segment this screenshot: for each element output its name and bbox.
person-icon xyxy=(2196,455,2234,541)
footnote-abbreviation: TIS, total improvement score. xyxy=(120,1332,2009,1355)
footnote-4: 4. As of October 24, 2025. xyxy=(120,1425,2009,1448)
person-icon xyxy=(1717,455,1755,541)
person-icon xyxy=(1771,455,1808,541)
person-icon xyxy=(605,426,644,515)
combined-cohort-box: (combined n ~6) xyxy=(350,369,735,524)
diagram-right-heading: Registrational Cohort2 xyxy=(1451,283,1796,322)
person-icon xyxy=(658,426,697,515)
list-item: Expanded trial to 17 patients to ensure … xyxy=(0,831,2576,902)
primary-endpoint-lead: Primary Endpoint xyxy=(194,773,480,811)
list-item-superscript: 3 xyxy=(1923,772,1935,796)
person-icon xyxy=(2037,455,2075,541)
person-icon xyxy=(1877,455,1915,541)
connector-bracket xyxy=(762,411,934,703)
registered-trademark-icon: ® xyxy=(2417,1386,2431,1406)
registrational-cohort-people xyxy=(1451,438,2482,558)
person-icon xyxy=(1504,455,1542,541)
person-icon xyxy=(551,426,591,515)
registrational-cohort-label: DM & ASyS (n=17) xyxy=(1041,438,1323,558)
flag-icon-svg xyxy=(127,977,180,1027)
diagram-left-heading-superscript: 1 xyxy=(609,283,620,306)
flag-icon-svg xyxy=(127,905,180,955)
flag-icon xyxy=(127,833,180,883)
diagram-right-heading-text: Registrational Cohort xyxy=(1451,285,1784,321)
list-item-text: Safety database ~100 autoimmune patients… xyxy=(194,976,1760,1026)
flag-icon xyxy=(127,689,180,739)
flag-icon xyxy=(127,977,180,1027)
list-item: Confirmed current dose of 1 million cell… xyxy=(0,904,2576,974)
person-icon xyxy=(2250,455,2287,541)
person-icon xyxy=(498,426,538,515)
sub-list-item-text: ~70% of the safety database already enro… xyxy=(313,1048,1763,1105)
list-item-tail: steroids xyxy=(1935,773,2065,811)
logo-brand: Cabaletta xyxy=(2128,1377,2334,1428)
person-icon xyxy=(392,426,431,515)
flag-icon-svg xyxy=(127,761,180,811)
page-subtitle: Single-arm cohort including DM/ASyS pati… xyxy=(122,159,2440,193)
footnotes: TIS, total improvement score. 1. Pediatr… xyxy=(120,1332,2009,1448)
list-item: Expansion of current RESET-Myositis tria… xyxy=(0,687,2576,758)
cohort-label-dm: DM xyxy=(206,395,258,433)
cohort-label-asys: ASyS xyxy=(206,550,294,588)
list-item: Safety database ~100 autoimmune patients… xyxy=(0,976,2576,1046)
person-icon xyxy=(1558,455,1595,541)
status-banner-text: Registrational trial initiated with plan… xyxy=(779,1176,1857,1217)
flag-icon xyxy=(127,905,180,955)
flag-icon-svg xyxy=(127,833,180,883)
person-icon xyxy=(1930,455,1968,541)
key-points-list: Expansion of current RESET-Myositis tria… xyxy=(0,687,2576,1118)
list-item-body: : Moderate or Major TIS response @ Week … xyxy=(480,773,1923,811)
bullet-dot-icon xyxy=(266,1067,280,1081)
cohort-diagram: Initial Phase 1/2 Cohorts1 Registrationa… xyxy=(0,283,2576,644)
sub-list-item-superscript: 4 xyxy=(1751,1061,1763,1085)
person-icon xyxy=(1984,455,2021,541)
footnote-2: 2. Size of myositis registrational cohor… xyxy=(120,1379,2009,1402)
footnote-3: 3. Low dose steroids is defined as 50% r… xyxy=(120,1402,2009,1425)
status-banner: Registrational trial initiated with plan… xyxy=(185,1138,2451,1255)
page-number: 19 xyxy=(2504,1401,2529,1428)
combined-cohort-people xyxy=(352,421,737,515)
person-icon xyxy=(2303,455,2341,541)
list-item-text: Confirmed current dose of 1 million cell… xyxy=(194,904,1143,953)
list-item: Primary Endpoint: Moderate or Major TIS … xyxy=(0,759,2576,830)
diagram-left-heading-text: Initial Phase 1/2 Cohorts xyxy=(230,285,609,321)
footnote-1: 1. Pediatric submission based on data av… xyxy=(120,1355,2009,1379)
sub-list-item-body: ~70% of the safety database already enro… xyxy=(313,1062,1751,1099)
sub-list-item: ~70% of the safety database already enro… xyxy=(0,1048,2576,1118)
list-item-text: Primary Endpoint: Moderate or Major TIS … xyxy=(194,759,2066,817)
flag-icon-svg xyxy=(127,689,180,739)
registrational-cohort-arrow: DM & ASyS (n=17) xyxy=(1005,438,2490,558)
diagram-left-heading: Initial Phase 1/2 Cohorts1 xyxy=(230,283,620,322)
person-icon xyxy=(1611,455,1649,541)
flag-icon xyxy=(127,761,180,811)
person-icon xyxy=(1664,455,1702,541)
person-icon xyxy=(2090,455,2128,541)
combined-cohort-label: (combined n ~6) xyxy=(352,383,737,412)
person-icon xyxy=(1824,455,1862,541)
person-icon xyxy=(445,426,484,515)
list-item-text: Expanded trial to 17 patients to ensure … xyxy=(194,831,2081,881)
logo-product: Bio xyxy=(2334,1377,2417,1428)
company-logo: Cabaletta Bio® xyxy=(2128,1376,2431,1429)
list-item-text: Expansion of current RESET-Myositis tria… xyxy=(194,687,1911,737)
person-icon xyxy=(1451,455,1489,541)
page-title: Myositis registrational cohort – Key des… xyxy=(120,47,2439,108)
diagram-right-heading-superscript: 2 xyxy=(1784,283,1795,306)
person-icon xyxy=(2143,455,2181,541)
● ● ● ● ●
:: Task statement ::
Out of the material above, select every line that holds the string "page".

:: Solved exercise ::
page-subtitle: Single-arm cohort including DM/ASyS pati… xyxy=(122,159,2440,193)
page-number: 19 xyxy=(2504,1401,2529,1428)
page-title: Myositis registrational cohort – Key des… xyxy=(120,47,2439,108)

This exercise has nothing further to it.